MEXICO CITY -- Quick-hit thoughts and notes around the New England Patriots and NFL:
1. With the Patriots playing against the Oakland Raiders in Mexico on Sunday, and the Houston Texans having played the Raiders in Mexico last season, I reached out to Texans coach Bill O'Brien to ask what were the most unusual challenges of the experience. He noted how the Texans rotated their offensive and defensive linemen in last year's game, which was a consideration made with both altitude (7,382 feet above sea level) and air quality in mind. O'Brien referred to it as a "smoky type of air."
As for the Estadio Azteca itself, O'Brien described it as a "great atmosphere" and said the Raiders' following clearly made it a home game for them, which he would expect to be the case this season, as well. One unique aspect of the stadium is the long walk through part of the stands that the visiting team (which the Patriots will be Sunday) must take to the locker room at halftime.

____________

__EXERCISE PROMPT__:
Extend the Patriots notes from Mexico City with the next part, starting after the sentence about the long walk through the stands to the locker room.

__MATERIAL PROVIDED__:
____________

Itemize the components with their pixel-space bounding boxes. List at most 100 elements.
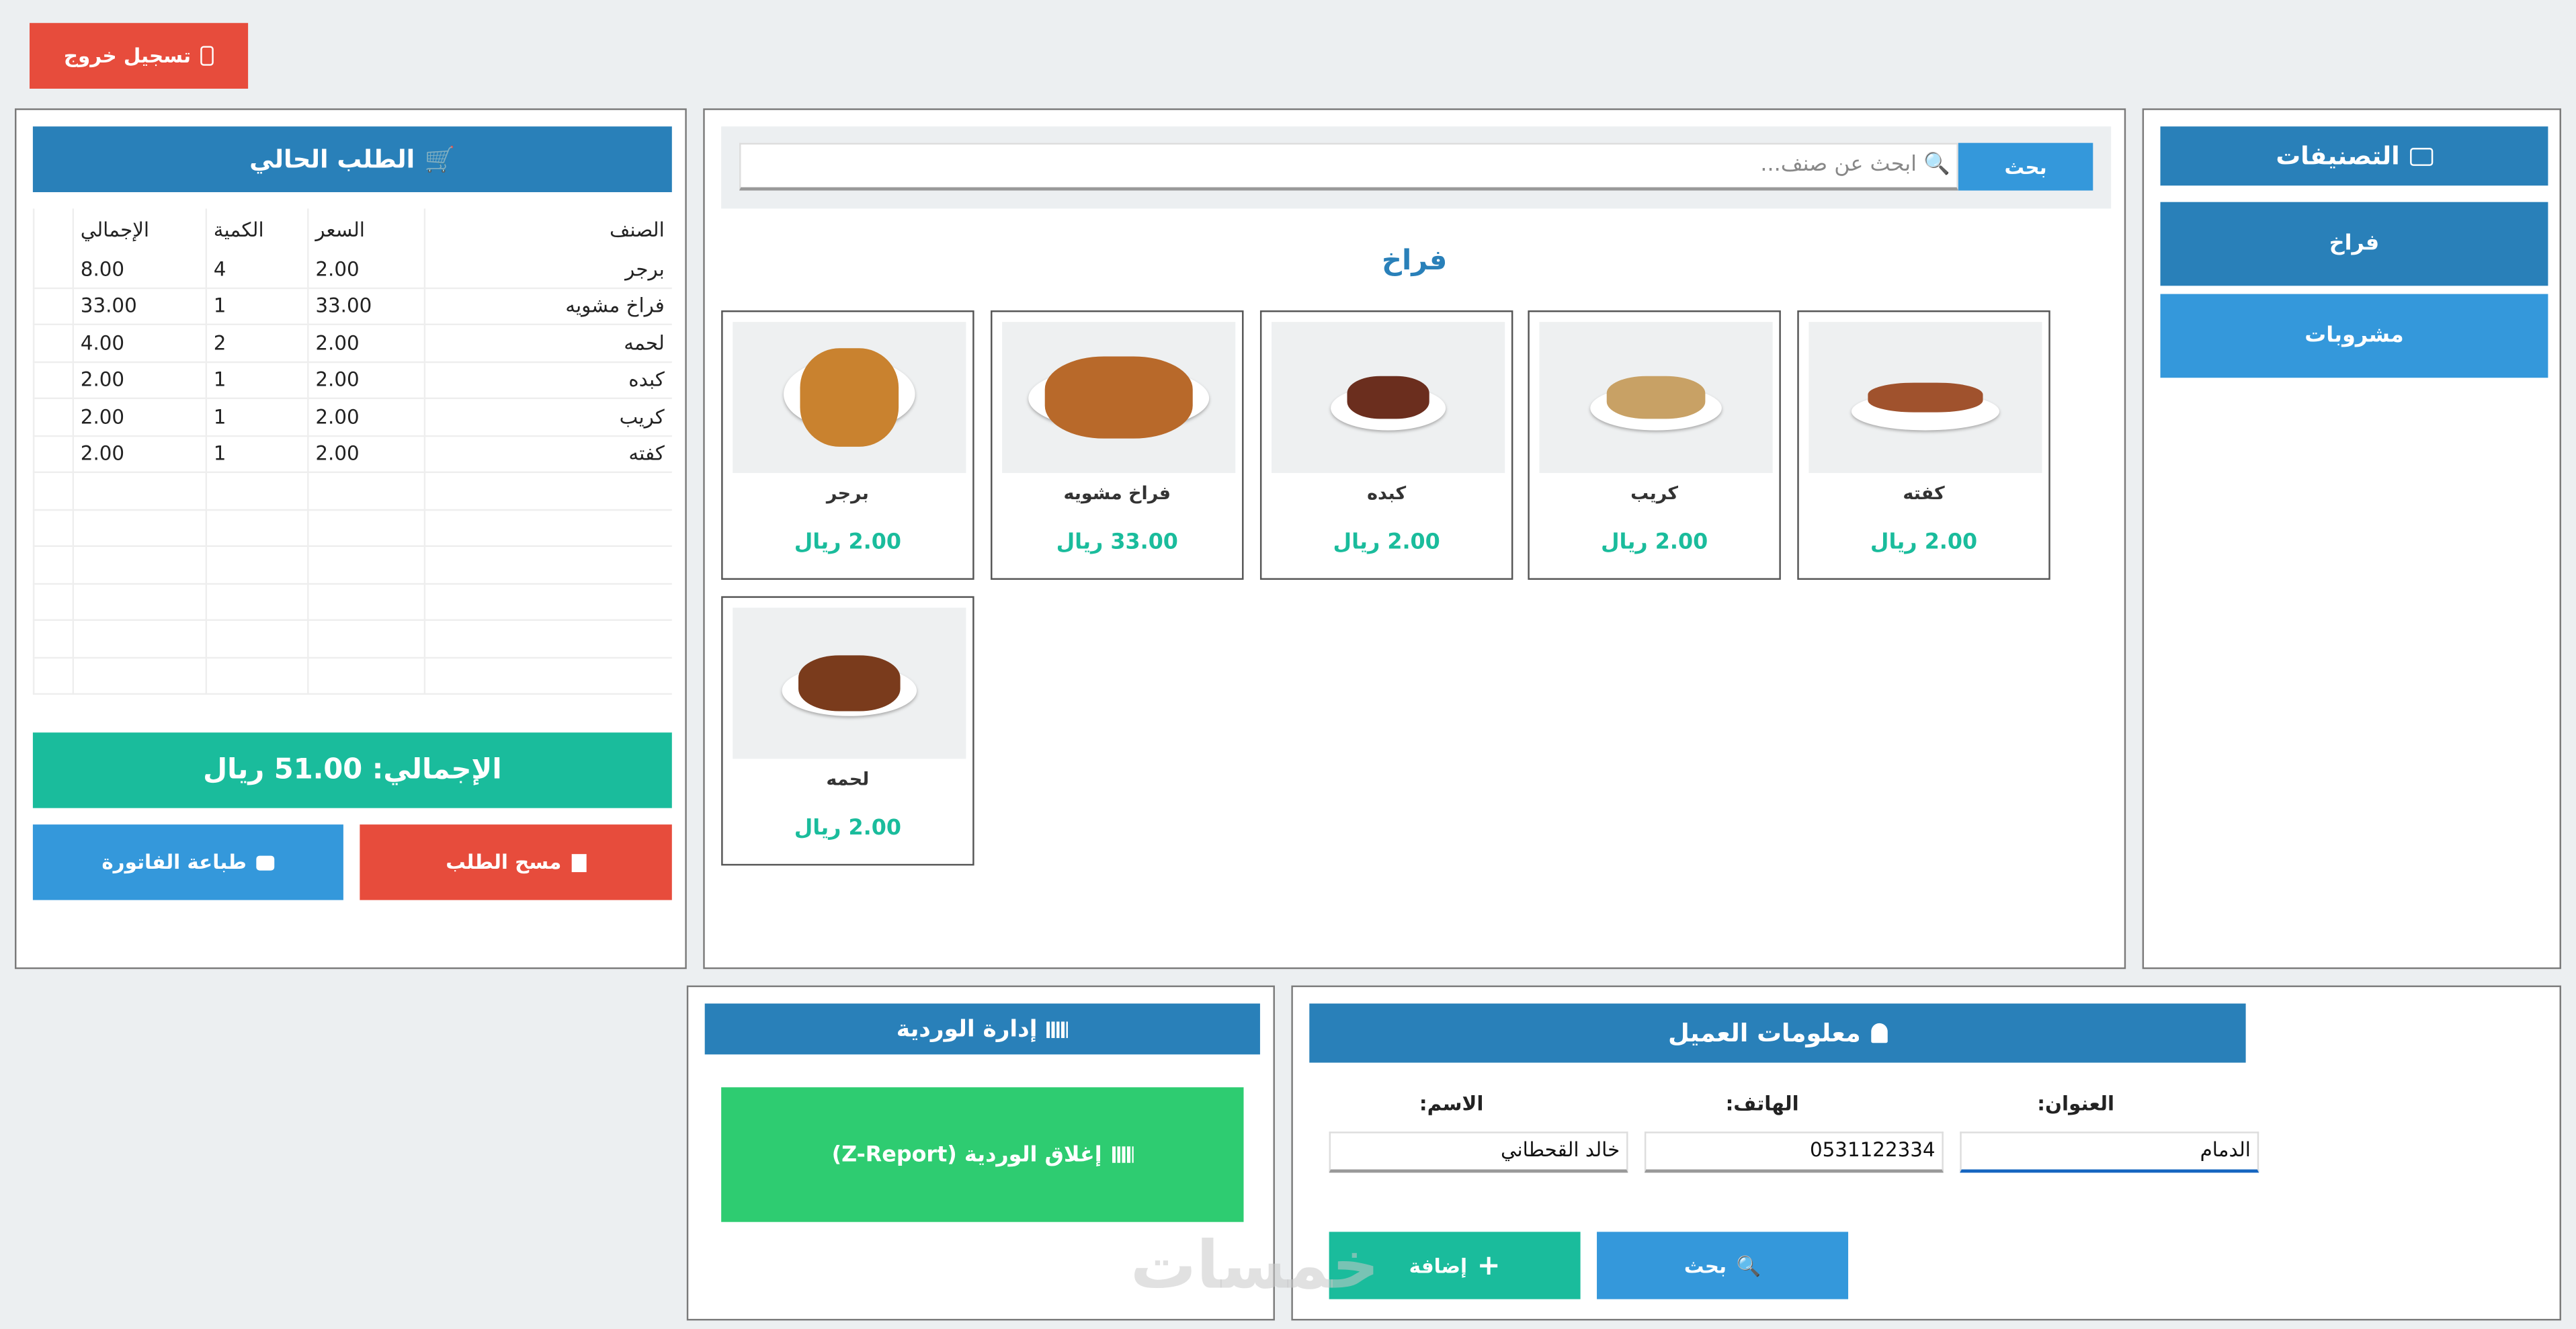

____________

__TASK RESPONSE__:
"It's almost like straight up the side of the mountain to get through the stands -- it's up and around -- and almost takes you three to four minutes," he said. "By the time you get up, you need to sit down because you're out of breath, unless you're in phenomenal shape.
"So it was a definite thought at halftime to maybe just stay on the field. I don't think the NFL would allow that, but it would have been sort of like high school, just go over and suck on some oranges and make those halftime adjustments."
O'Brien said the long walk to the locker room "is kind of a factor" to consider this season (the Raiders will have a similar walk) because the NFL has been especially strict on teams being back on the field in time, before the 12-minute halftime is over, part of the emphasis of quicker games.
As for what it's like walking through the stands, he said, "There are guardrails, but you're going through the stands to get up there initially. There's no doubt about that."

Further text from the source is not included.